§ Short exercise: Give a verbatim repeat of the lines that run from the line containing "Read out every word on this page." to the end of the data below.

Saved data entries:

— BEGIN —

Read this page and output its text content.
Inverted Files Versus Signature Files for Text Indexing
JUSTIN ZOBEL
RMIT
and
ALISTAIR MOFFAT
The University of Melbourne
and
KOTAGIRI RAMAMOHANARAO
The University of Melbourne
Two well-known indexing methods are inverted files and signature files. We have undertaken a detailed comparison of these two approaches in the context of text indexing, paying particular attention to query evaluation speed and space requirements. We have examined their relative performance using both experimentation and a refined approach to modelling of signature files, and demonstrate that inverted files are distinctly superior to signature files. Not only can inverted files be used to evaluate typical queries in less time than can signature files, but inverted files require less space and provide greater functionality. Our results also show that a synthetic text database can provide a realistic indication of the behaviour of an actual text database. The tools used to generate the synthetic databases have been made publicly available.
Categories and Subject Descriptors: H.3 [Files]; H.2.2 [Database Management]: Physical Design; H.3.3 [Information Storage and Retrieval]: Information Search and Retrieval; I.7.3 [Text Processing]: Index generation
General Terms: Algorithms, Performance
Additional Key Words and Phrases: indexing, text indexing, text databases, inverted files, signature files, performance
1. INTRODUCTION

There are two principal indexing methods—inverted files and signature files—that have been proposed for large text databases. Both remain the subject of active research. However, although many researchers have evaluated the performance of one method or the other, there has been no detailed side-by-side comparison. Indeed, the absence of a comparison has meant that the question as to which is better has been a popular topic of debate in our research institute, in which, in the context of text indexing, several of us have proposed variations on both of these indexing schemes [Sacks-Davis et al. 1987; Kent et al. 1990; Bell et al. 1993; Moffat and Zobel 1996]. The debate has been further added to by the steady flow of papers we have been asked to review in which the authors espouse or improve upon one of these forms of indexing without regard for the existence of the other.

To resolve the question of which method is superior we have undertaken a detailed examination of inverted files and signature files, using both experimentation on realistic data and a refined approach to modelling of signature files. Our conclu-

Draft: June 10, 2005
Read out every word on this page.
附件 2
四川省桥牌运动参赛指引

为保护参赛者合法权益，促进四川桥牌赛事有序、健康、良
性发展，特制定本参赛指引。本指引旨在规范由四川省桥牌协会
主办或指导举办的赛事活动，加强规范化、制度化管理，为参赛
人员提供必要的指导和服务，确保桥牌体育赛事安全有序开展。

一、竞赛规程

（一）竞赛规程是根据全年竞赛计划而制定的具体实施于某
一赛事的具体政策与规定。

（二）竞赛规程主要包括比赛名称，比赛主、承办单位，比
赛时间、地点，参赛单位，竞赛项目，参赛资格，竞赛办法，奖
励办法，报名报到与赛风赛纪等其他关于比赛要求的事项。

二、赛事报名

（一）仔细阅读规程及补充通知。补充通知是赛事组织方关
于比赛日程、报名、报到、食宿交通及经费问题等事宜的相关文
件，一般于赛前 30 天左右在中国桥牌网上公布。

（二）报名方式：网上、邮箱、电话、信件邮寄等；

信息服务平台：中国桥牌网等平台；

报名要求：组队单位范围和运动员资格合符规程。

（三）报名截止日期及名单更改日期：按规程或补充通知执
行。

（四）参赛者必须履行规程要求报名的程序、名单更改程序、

— END —

§ Response:
Read out every word on this page.
附件 2
四川省桥牌运动参赛指引

为保护参赛者合法权益，促进四川桥牌赛事有序、健康、良
性发展，特制定本参赛指引。本指引旨在规范由四川省桥牌协会
主办或指导举办的赛事活动，加强规范化、制度化管理，为参赛
人员提供必要的指导和服务，确保桥牌体育赛事安全有序开展。

一、竞赛规程

（一）竞赛规程是根据全年竞赛计划而制定的具体实施于某
一赛事的具体政策与规定。

（二）竞赛规程主要包括比赛名称，比赛主、承办单位，比
赛时间、地点，参赛单位，竞赛项目，参赛资格，竞赛办法，奖
励办法，报名报到与赛风赛纪等其他关于比赛要求的事项。

二、赛事报名

（一）仔细阅读规程及补充通知。补充通知是赛事组织方关
于比赛日程、报名、报到、食宿交通及经费问题等事宜的相关文
件，一般于赛前 30 天左右在中国桥牌网上公布。

（二）报名方式：网上、邮箱、电话、信件邮寄等；

信息服务平台：中国桥牌网等平台；

报名要求：组队单位范围和运动员资格合符规程。

（三）报名截止日期及名单更改日期：按规程或补充通知执
行。

（四）参赛者必须履行规程要求报名的程序、名单更改程序、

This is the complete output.